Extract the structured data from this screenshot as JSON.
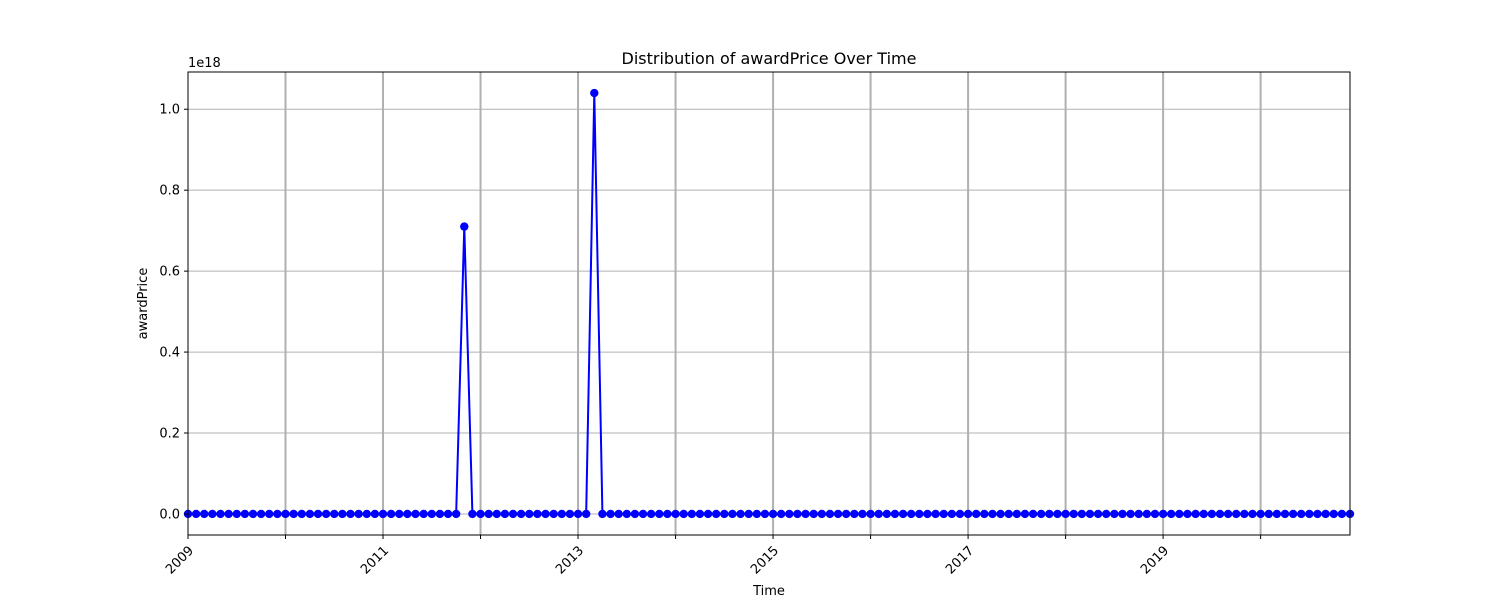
{
  "chart_data": {
    "type": "line",
    "title": "Distribution of awardPrice Over Time",
    "xlabel": "Time",
    "ylabel": "awardPrice",
    "y_offset_label": "1e18",
    "xlim": [
      "2009-01",
      "2020-12"
    ],
    "ylim": [
      -0.052,
      1.092
    ],
    "y_ticks": [
      0.0,
      0.2,
      0.4,
      0.6,
      0.8,
      1.0
    ],
    "y_tick_labels": [
      "0.0",
      "0.2",
      "0.4",
      "0.6",
      "0.8",
      "1.0"
    ],
    "x_tick_labels": [
      "2009",
      "2011",
      "2013",
      "2015",
      "2017",
      "2019"
    ],
    "x_major_ticks": [
      "2009",
      "2010",
      "2011",
      "2012",
      "2013",
      "2014",
      "2015",
      "2016",
      "2017",
      "2018",
      "2019",
      "2020"
    ],
    "grid": true,
    "series": [
      {
        "color": "#0000ff",
        "marker": "circle",
        "x": [
          "2009-01",
          "2009-02",
          "2009-03",
          "2009-04",
          "2009-05",
          "2009-06",
          "2009-07",
          "2009-08",
          "2009-09",
          "2009-10",
          "2009-11",
          "2009-12",
          "2010-01",
          "2010-02",
          "2010-03",
          "2010-04",
          "2010-05",
          "2010-06",
          "2010-07",
          "2010-08",
          "2010-09",
          "2010-10",
          "2010-11",
          "2010-12",
          "2011-01",
          "2011-02",
          "2011-03",
          "2011-04",
          "2011-05",
          "2011-06",
          "2011-07",
          "2011-08",
          "2011-09",
          "2011-10",
          "2011-11",
          "2011-12",
          "2012-01",
          "2012-02",
          "2012-03",
          "2012-04",
          "2012-05",
          "2012-06",
          "2012-07",
          "2012-08",
          "2012-09",
          "2012-10",
          "2012-11",
          "2012-12",
          "2013-01",
          "2013-02",
          "2013-03",
          "2013-04",
          "2013-05",
          "2013-06",
          "2013-07",
          "2013-08",
          "2013-09",
          "2013-10",
          "2013-11",
          "2013-12",
          "2014-01",
          "2014-02",
          "2014-03",
          "2014-04",
          "2014-05",
          "2014-06",
          "2014-07",
          "2014-08",
          "2014-09",
          "2014-10",
          "2014-11",
          "2014-12",
          "2015-01",
          "2015-02",
          "2015-03",
          "2015-04",
          "2015-05",
          "2015-06",
          "2015-07",
          "2015-08",
          "2015-09",
          "2015-10",
          "2015-11",
          "2015-12",
          "2016-01",
          "2016-02",
          "2016-03",
          "2016-04",
          "2016-05",
          "2016-06",
          "2016-07",
          "2016-08",
          "2016-09",
          "2016-10",
          "2016-11",
          "2016-12",
          "2017-01",
          "2017-02",
          "2017-03",
          "2017-04",
          "2017-05",
          "2017-06",
          "2017-07",
          "2017-08",
          "2017-09",
          "2017-10",
          "2017-11",
          "2017-12",
          "2018-01",
          "2018-02",
          "2018-03",
          "2018-04",
          "2018-05",
          "2018-06",
          "2018-07",
          "2018-08",
          "2018-09",
          "2018-10",
          "2018-11",
          "2018-12",
          "2019-01",
          "2019-02",
          "2019-03",
          "2019-04",
          "2019-05",
          "2019-06",
          "2019-07",
          "2019-08",
          "2019-09",
          "2019-10",
          "2019-11",
          "2019-12",
          "2020-01",
          "2020-02",
          "2020-03",
          "2020-04",
          "2020-05",
          "2020-06",
          "2020-07",
          "2020-08",
          "2020-09",
          "2020-10",
          "2020-11",
          "2020-12"
        ],
        "y": [
          0,
          0,
          0,
          0,
          0,
          0,
          0,
          0,
          0,
          0,
          0,
          0,
          0,
          0,
          0,
          0,
          0,
          0,
          0,
          0,
          0,
          0,
          0,
          0,
          0,
          0,
          0,
          0,
          0,
          0,
          0,
          0,
          0,
          0,
          0.71,
          0,
          0,
          0,
          0,
          0,
          0,
          0,
          0,
          0,
          0,
          0,
          0,
          0,
          0,
          0,
          1.04,
          0,
          0,
          0,
          0,
          0,
          0,
          0,
          0,
          0,
          0,
          0,
          0,
          0,
          0,
          0,
          0,
          0,
          0,
          0,
          0,
          0,
          0,
          0,
          0,
          0,
          0,
          0,
          0,
          0,
          0,
          0,
          0,
          0,
          0,
          0,
          0,
          0,
          0,
          0,
          0,
          0,
          0,
          0,
          0,
          0,
          0,
          0,
          0,
          0,
          0,
          0,
          0,
          0,
          0,
          0,
          0,
          0,
          0,
          0,
          0,
          0,
          0,
          0,
          0,
          0,
          0,
          0,
          0,
          0,
          0,
          0,
          0,
          0,
          0,
          0,
          0,
          0,
          0,
          0,
          0,
          0,
          0,
          0,
          0,
          0,
          0,
          0,
          0,
          0,
          0,
          0,
          0,
          0
        ]
      }
    ]
  }
}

Do this: Write out every entry again word for word, without any of the pictures.

Result:
Extract the structured data from this screenshot as JSON.
{
  "chart_data": {
    "type": "line",
    "title": "Distribution of awardPrice Over Time",
    "xlabel": "Time",
    "ylabel": "awardPrice",
    "y_offset_label": "1e18",
    "xlim": [
      "2009-01",
      "2020-12"
    ],
    "ylim": [
      -0.052,
      1.092
    ],
    "y_ticks": [
      0.0,
      0.2,
      0.4,
      0.6,
      0.8,
      1.0
    ],
    "y_tick_labels": [
      "0.0",
      "0.2",
      "0.4",
      "0.6",
      "0.8",
      "1.0"
    ],
    "x_tick_labels": [
      "2009",
      "2011",
      "2013",
      "2015",
      "2017",
      "2019"
    ],
    "x_major_ticks": [
      "2009",
      "2010",
      "2011",
      "2012",
      "2013",
      "2014",
      "2015",
      "2016",
      "2017",
      "2018",
      "2019",
      "2020"
    ],
    "grid": true,
    "series": [
      {
        "color": "#0000ff",
        "marker": "circle",
        "x": [
          "2009-01",
          "2009-02",
          "2009-03",
          "2009-04",
          "2009-05",
          "2009-06",
          "2009-07",
          "2009-08",
          "2009-09",
          "2009-10",
          "2009-11",
          "2009-12",
          "2010-01",
          "2010-02",
          "2010-03",
          "2010-04",
          "2010-05",
          "2010-06",
          "2010-07",
          "2010-08",
          "2010-09",
          "2010-10",
          "2010-11",
          "2010-12",
          "2011-01",
          "2011-02",
          "2011-03",
          "2011-04",
          "2011-05",
          "2011-06",
          "2011-07",
          "2011-08",
          "2011-09",
          "2011-10",
          "2011-11",
          "2011-12",
          "2012-01",
          "2012-02",
          "2012-03",
          "2012-04",
          "2012-05",
          "2012-06",
          "2012-07",
          "2012-08",
          "2012-09",
          "2012-10",
          "2012-11",
          "2012-12",
          "2013-01",
          "2013-02",
          "2013-03",
          "2013-04",
          "2013-05",
          "2013-06",
          "2013-07",
          "2013-08",
          "2013-09",
          "2013-10",
          "2013-11",
          "2013-12",
          "2014-01",
          "2014-02",
          "2014-03",
          "2014-04",
          "2014-05",
          "2014-06",
          "2014-07",
          "2014-08",
          "2014-09",
          "2014-10",
          "2014-11",
          "2014-12",
          "2015-01",
          "2015-02",
          "2015-03",
          "2015-04",
          "2015-05",
          "2015-06",
          "2015-07",
          "2015-08",
          "2015-09",
          "2015-10",
          "2015-11",
          "2015-12",
          "2016-01",
          "2016-02",
          "2016-03",
          "2016-04",
          "2016-05",
          "2016-06",
          "2016-07",
          "2016-08",
          "2016-09",
          "2016-10",
          "2016-11",
          "2016-12",
          "2017-01",
          "2017-02",
          "2017-03",
          "2017-04",
          "2017-05",
          "2017-06",
          "2017-07",
          "2017-08",
          "2017-09",
          "2017-10",
          "2017-11",
          "2017-12",
          "2018-01",
          "2018-02",
          "2018-03",
          "2018-04",
          "2018-05",
          "2018-06",
          "2018-07",
          "2018-08",
          "2018-09",
          "2018-10",
          "2018-11",
          "2018-12",
          "2019-01",
          "2019-02",
          "2019-03",
          "2019-04",
          "2019-05",
          "2019-06",
          "2019-07",
          "2019-08",
          "2019-09",
          "2019-10",
          "2019-11",
          "2019-12",
          "2020-01",
          "2020-02",
          "2020-03",
          "2020-04",
          "2020-05",
          "2020-06",
          "2020-07",
          "2020-08",
          "2020-09",
          "2020-10",
          "2020-11",
          "2020-12"
        ],
        "y": [
          0,
          0,
          0,
          0,
          0,
          0,
          0,
          0,
          0,
          0,
          0,
          0,
          0,
          0,
          0,
          0,
          0,
          0,
          0,
          0,
          0,
          0,
          0,
          0,
          0,
          0,
          0,
          0,
          0,
          0,
          0,
          0,
          0,
          0,
          0.71,
          0,
          0,
          0,
          0,
          0,
          0,
          0,
          0,
          0,
          0,
          0,
          0,
          0,
          0,
          0,
          1.04,
          0,
          0,
          0,
          0,
          0,
          0,
          0,
          0,
          0,
          0,
          0,
          0,
          0,
          0,
          0,
          0,
          0,
          0,
          0,
          0,
          0,
          0,
          0,
          0,
          0,
          0,
          0,
          0,
          0,
          0,
          0,
          0,
          0,
          0,
          0,
          0,
          0,
          0,
          0,
          0,
          0,
          0,
          0,
          0,
          0,
          0,
          0,
          0,
          0,
          0,
          0,
          0,
          0,
          0,
          0,
          0,
          0,
          0,
          0,
          0,
          0,
          0,
          0,
          0,
          0,
          0,
          0,
          0,
          0,
          0,
          0,
          0,
          0,
          0,
          0,
          0,
          0,
          0,
          0,
          0,
          0,
          0,
          0,
          0,
          0,
          0,
          0,
          0,
          0,
          0,
          0,
          0,
          0
        ]
      }
    ]
  }
}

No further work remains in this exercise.